WHAT YOU ARE ASKED TO DO: Locate every row that contains the string "takemura" and copy each of those rows in full.

DATASET EXCERPTS:

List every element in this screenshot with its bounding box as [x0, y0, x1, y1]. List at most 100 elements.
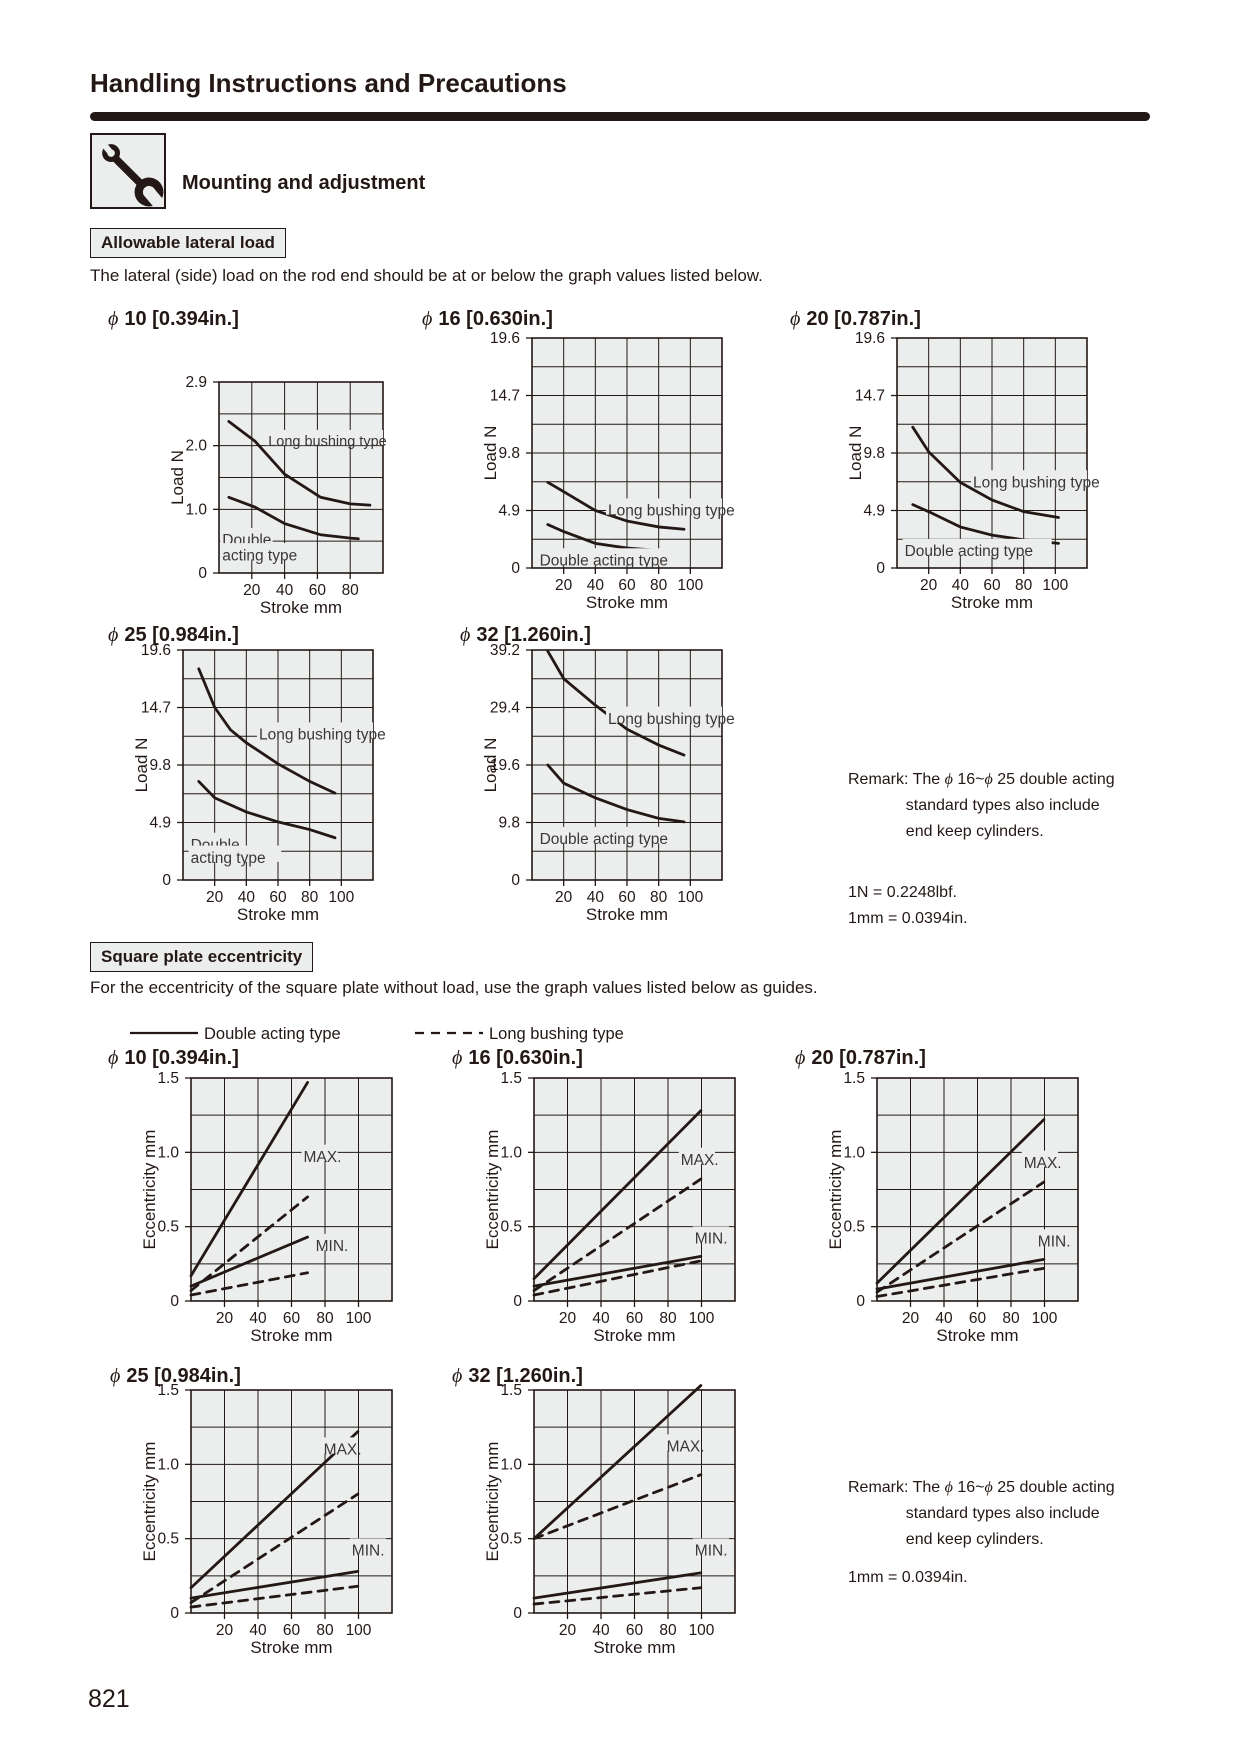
==
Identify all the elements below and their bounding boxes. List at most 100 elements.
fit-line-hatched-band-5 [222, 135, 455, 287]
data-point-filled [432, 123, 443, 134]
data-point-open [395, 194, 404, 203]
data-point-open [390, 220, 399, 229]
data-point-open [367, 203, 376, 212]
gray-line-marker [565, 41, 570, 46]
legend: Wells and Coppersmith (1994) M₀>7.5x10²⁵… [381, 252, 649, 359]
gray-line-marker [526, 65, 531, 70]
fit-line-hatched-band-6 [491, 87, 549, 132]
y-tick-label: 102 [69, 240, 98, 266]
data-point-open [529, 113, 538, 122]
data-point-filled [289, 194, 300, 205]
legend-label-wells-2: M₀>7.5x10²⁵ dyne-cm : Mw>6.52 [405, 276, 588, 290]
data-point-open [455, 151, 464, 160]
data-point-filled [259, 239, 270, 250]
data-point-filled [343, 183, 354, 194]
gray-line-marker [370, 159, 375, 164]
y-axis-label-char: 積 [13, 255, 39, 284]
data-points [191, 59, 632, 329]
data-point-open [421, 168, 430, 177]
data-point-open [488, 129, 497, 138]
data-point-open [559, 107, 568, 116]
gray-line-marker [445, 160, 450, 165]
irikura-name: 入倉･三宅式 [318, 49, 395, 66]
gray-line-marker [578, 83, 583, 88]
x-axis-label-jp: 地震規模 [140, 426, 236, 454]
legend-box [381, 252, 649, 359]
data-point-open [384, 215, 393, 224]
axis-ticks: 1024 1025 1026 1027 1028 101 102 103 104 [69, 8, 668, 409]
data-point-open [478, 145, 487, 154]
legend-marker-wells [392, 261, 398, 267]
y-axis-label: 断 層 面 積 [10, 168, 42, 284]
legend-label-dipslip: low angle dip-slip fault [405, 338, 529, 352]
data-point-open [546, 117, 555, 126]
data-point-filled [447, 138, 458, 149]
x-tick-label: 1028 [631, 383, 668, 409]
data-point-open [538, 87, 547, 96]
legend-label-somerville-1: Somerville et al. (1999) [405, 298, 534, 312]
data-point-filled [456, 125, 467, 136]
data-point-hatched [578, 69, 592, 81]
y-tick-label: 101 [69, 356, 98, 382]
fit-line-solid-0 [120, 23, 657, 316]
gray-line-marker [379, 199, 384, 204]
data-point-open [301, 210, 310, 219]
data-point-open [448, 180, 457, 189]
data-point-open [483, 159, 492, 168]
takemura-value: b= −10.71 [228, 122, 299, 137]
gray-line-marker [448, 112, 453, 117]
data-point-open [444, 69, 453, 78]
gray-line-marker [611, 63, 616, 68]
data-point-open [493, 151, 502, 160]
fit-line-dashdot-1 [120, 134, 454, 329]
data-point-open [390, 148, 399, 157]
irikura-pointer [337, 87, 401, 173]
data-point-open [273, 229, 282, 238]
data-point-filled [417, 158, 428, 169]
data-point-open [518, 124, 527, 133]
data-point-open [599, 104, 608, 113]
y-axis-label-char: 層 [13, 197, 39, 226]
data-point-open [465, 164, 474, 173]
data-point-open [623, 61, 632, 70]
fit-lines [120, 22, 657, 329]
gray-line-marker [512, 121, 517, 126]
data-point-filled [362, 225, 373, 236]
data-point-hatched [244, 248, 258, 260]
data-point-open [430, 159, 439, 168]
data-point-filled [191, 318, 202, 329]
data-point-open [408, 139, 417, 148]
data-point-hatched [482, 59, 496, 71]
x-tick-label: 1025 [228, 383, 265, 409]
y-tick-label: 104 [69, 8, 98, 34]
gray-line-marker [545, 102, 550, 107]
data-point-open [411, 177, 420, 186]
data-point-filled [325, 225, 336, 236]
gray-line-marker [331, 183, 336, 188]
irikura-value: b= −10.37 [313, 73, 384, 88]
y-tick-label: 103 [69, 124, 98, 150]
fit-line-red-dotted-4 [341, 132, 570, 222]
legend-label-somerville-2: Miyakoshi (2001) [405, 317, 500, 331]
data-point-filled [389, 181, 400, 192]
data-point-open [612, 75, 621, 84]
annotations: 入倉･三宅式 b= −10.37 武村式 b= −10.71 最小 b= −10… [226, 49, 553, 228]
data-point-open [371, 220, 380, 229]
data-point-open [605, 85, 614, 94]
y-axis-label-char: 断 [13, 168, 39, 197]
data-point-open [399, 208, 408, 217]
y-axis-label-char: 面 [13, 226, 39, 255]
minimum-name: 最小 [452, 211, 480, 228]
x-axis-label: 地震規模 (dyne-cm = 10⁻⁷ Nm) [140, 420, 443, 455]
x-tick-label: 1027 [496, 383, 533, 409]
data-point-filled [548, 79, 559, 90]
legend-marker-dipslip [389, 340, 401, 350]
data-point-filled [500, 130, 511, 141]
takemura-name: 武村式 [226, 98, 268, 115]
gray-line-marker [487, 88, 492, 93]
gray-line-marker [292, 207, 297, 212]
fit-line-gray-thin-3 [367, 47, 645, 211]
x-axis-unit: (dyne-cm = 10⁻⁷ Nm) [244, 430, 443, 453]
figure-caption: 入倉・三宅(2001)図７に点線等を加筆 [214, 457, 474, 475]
...
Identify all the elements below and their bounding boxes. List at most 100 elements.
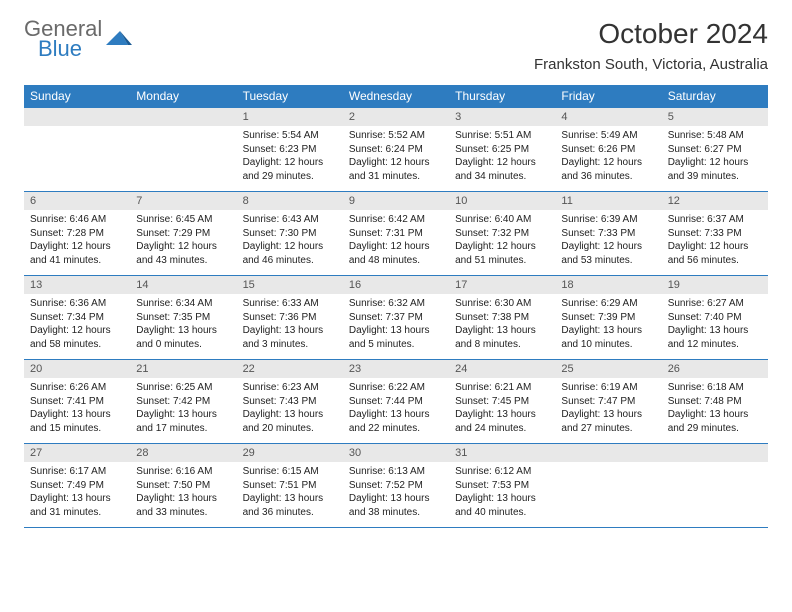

ANSWER BELOW:
takemura-value: b= −10.71 [228, 122, 299, 137]
takemura-name: 武村式 [226, 98, 268, 115]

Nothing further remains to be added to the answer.